= Exercise aim =
Below are some records; repeat them all exactly, minus the pictures.

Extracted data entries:
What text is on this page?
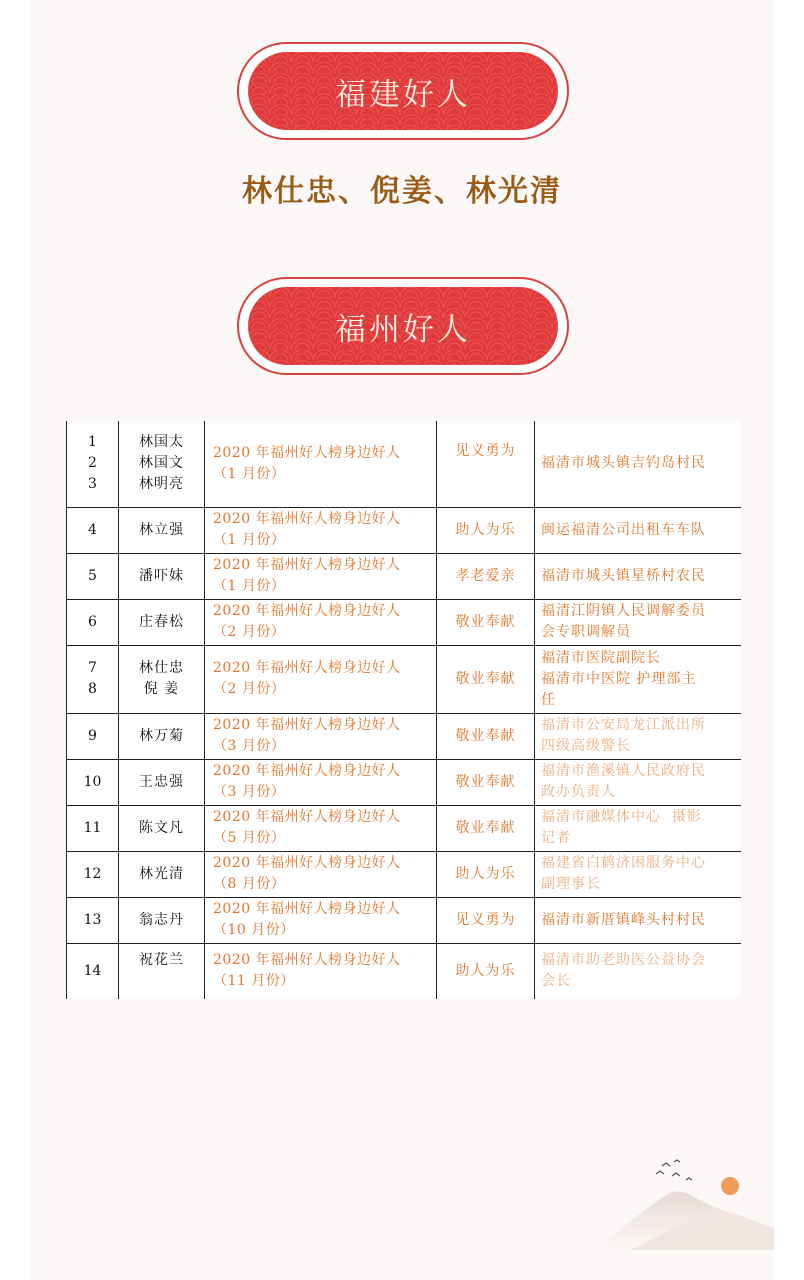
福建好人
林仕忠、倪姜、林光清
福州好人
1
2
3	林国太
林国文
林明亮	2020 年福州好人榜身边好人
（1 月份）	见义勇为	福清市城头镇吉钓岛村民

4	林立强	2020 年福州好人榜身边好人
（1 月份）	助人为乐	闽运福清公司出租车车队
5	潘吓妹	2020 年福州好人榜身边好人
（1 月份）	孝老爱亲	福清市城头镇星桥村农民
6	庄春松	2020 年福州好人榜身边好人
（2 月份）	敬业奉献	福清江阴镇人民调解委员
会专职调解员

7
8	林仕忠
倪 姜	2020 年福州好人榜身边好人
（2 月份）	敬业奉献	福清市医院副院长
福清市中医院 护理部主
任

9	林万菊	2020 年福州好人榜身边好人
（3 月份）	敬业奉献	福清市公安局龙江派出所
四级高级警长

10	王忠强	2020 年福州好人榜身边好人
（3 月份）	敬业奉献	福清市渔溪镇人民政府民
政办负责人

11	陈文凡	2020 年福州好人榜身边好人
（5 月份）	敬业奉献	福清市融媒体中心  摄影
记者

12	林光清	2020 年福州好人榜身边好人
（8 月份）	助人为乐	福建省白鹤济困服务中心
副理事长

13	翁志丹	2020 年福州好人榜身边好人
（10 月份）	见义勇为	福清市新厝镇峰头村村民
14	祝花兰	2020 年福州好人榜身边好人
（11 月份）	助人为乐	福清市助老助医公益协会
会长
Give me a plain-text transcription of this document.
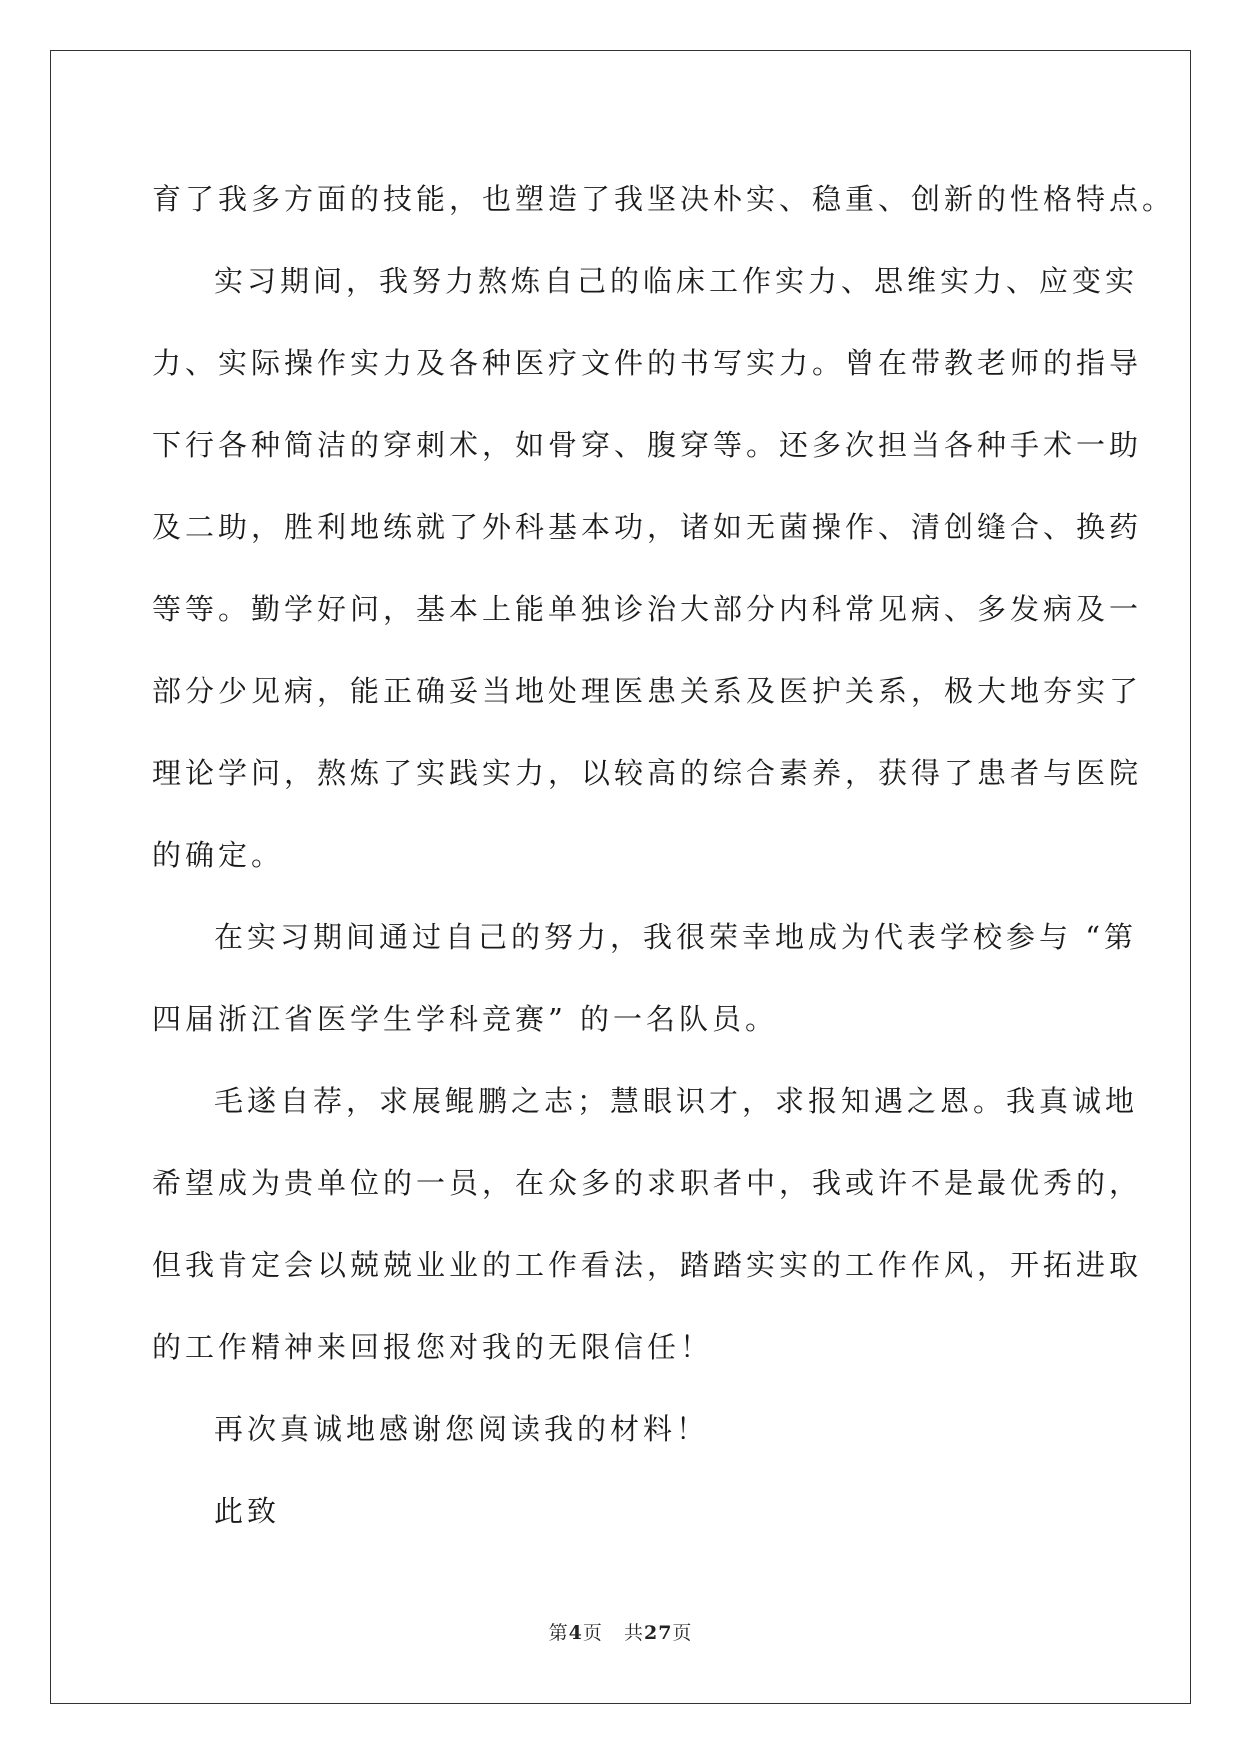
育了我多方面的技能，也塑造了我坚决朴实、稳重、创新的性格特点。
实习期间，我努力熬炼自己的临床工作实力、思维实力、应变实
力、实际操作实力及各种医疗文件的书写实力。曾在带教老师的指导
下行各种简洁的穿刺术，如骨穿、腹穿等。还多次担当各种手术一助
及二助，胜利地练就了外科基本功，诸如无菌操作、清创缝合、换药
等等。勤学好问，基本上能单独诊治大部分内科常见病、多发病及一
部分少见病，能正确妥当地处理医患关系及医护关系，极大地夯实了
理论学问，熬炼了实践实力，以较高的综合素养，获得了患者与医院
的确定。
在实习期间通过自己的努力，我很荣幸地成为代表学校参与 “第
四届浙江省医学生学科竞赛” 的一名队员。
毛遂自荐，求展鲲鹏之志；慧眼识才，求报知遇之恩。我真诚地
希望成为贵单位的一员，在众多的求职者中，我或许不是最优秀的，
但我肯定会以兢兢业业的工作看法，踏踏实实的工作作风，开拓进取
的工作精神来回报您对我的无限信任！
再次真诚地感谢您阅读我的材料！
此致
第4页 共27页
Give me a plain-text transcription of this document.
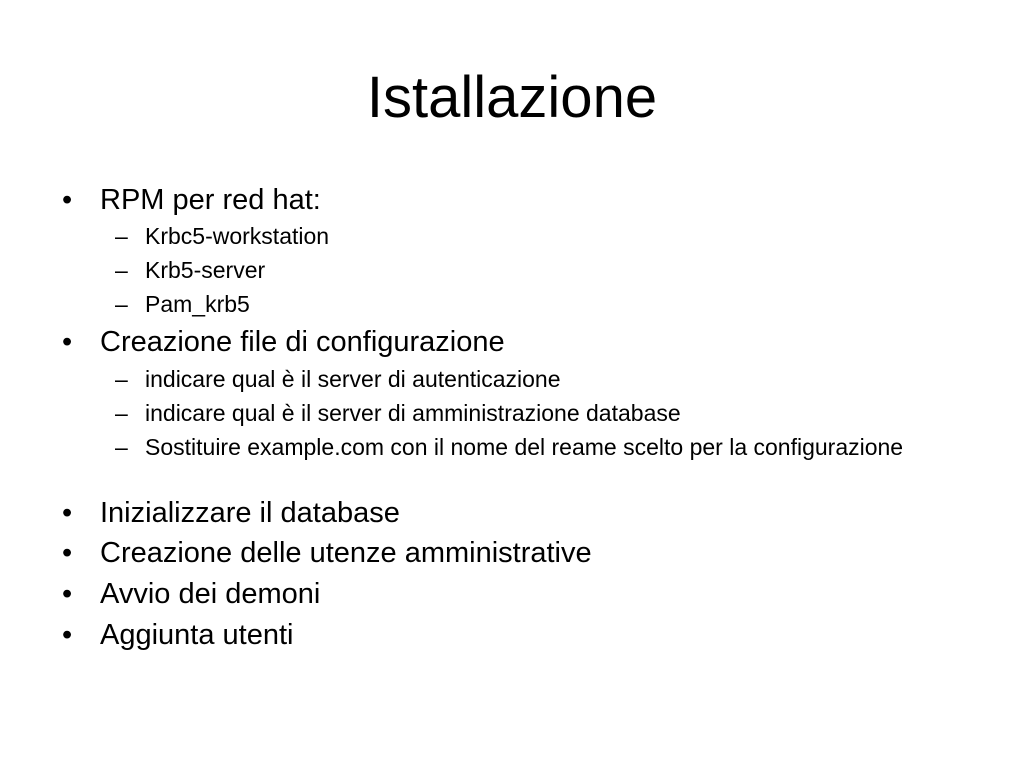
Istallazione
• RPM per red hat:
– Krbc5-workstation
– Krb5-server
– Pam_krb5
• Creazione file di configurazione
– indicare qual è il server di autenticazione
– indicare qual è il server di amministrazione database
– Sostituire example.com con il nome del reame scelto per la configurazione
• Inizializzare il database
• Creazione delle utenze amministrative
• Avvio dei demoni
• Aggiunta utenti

= Output for this exercise =
What text is on this page?
福建好人
林仕忠、倪姜、林光清
福州好人
1
2
3	林国太
林国文
林明亮	2020 年福州好人榜身边好人
（1 月份）	见义勇为	福清市城头镇吉钓岛村民

4	林立强	2020 年福州好人榜身边好人
（1 月份）	助人为乐	闽运福清公司出租车车队
5	潘吓妹	2020 年福州好人榜身边好人
（1 月份）	孝老爱亲	福清市城头镇星桥村农民
6	庄春松	2020 年福州好人榜身边好人
（2 月份）	敬业奉献	福清江阴镇人民调解委员
会专职调解员

7
8	林仕忠
倪 姜	2020 年福州好人榜身边好人
（2 月份）	敬业奉献	福清市医院副院长
福清市中医院 护理部主
任

9	林万菊	2020 年福州好人榜身边好人
（3 月份）	敬业奉献	福清市公安局龙江派出所
四级高级警长

10	王忠强	2020 年福州好人榜身边好人
（3 月份）	敬业奉献	福清市渔溪镇人民政府民
政办负责人

11	陈文凡	2020 年福州好人榜身边好人
（5 月份）	敬业奉献	福清市融媒体中心  摄影
记者

12	林光清	2020 年福州好人榜身边好人
（8 月份）	助人为乐	福建省白鹤济困服务中心
副理事长

13	翁志丹	2020 年福州好人榜身边好人
（10 月份）	见义勇为	福清市新厝镇峰头村村民
14	祝花兰	2020 年福州好人榜身边好人
（11 月份）	助人为乐	福清市助老助医公益协会
会长
Give me a plain-text transcription of this document.
育了我多方面的技能，也塑造了我坚决朴实、稳重、创新的性格特点。
实习期间，我努力熬炼自己的临床工作实力、思维实力、应变实
力、实际操作实力及各种医疗文件的书写实力。曾在带教老师的指导
下行各种简洁的穿刺术，如骨穿、腹穿等。还多次担当各种手术一助
及二助，胜利地练就了外科基本功，诸如无菌操作、清创缝合、换药
等等。勤学好问，基本上能单独诊治大部分内科常见病、多发病及一
部分少见病，能正确妥当地处理医患关系及医护关系，极大地夯实了
理论学问，熬炼了实践实力，以较高的综合素养，获得了患者与医院
的确定。
在实习期间通过自己的努力，我很荣幸地成为代表学校参与 “第
四届浙江省医学生学科竞赛” 的一名队员。
毛遂自荐，求展鲲鹏之志；慧眼识才，求报知遇之恩。我真诚地
希望成为贵单位的一员，在众多的求职者中，我或许不是最优秀的，
但我肯定会以兢兢业业的工作看法，踏踏实实的工作作风，开拓进取
的工作精神来回报您对我的无限信任！
再次真诚地感谢您阅读我的材料！
此致
第4页 共27页
Give me a plain-text transcription of this document.
Istallazione
• RPM per red hat:
– Krbc5-workstation
– Krb5-server
– Pam_krb5
• Creazione file di configurazione
– indicare qual è il server di autenticazione
– indicare qual è il server di amministrazione database
– Sostituire example.com con il nome del reame scelto per la configurazione
• Inizializzare il database
• Creazione delle utenze amministrative
• Avvio dei demoni
• Aggiunta utenti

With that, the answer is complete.